>> begin

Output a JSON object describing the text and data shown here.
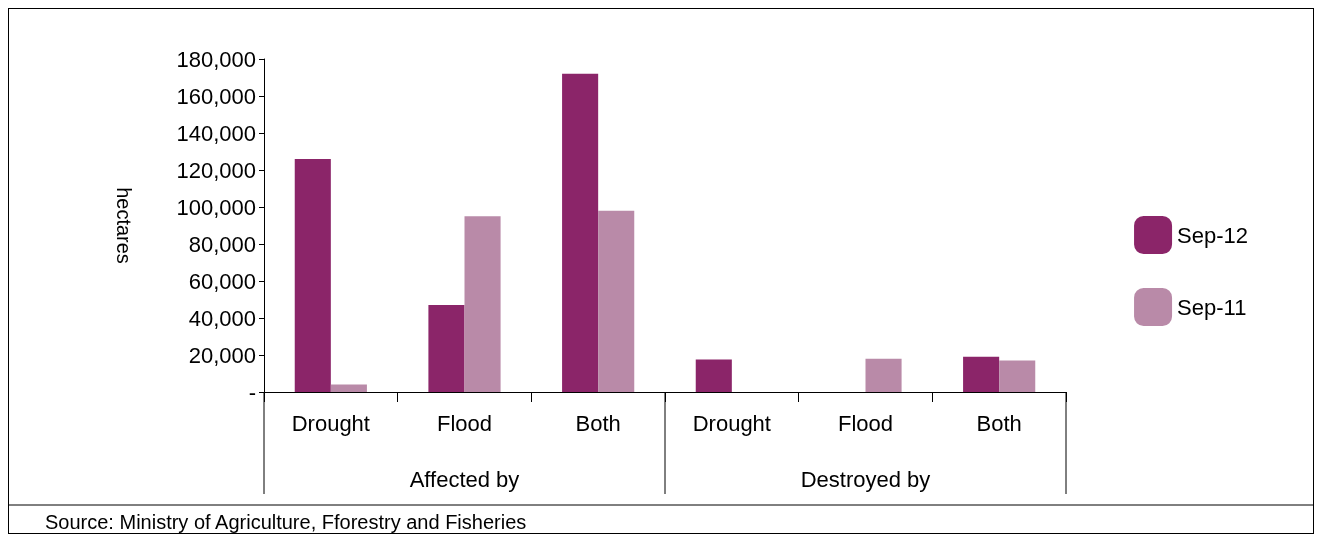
{
  "chart_data": {
    "type": "bar",
    "ylabel": "hectares",
    "categories": [
      "Drought",
      "Flood",
      "Both",
      "Drought",
      "Flood",
      "Both"
    ],
    "series": [
      {
        "name": "Sep-12",
        "color": "#8b2569",
        "values": [
          126000,
          47000,
          172000,
          17600,
          0,
          19000
        ]
      },
      {
        "name": "Sep-11",
        "color": "#b98aa8",
        "values": [
          4000,
          95000,
          98000,
          0,
          18000,
          17000
        ]
      }
    ],
    "ylim": [
      0,
      180000
    ],
    "yticks": [
      {
        "value": 0,
        "label": "-"
      },
      {
        "value": 20000,
        "label": "20,000"
      },
      {
        "value": 40000,
        "label": "40,000"
      },
      {
        "value": 60000,
        "label": "60,000"
      },
      {
        "value": 80000,
        "label": "80,000"
      },
      {
        "value": 100000,
        "label": "100,000"
      },
      {
        "value": 120000,
        "label": "120,000"
      },
      {
        "value": 140000,
        "label": "140,000"
      },
      {
        "value": 160000,
        "label": "160,000"
      },
      {
        "value": 180000,
        "label": "180,000"
      }
    ],
    "grid": false,
    "legend": "right",
    "annotations": [
      "Affected by",
      "Destroyed by",
      "Source: Ministry of Agriculture, Fforestry and Fisheries"
    ]
  }
}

>> end

Objective
Reproduce each line exactly, please, except for any pictures.

Exercise output
Output a JSON object describing the text and data shown here.
{
  "chart_data": {
    "type": "bar",
    "ylabel": "hectares",
    "categories": [
      "Drought",
      "Flood",
      "Both",
      "Drought",
      "Flood",
      "Both"
    ],
    "series": [
      {
        "name": "Sep-12",
        "color": "#8b2569",
        "values": [
          126000,
          47000,
          172000,
          17600,
          0,
          19000
        ]
      },
      {
        "name": "Sep-11",
        "color": "#b98aa8",
        "values": [
          4000,
          95000,
          98000,
          0,
          18000,
          17000
        ]
      }
    ],
    "ylim": [
      0,
      180000
    ],
    "yticks": [
      {
        "value": 0,
        "label": "-"
      },
      {
        "value": 20000,
        "label": "20,000"
      },
      {
        "value": 40000,
        "label": "40,000"
      },
      {
        "value": 60000,
        "label": "60,000"
      },
      {
        "value": 80000,
        "label": "80,000"
      },
      {
        "value": 100000,
        "label": "100,000"
      },
      {
        "value": 120000,
        "label": "120,000"
      },
      {
        "value": 140000,
        "label": "140,000"
      },
      {
        "value": 160000,
        "label": "160,000"
      },
      {
        "value": 180000,
        "label": "180,000"
      }
    ],
    "grid": false,
    "legend": "right",
    "annotations": [
      "Affected by",
      "Destroyed by",
      "Source: Ministry of Agriculture, Fforestry and Fisheries"
    ]
  }
}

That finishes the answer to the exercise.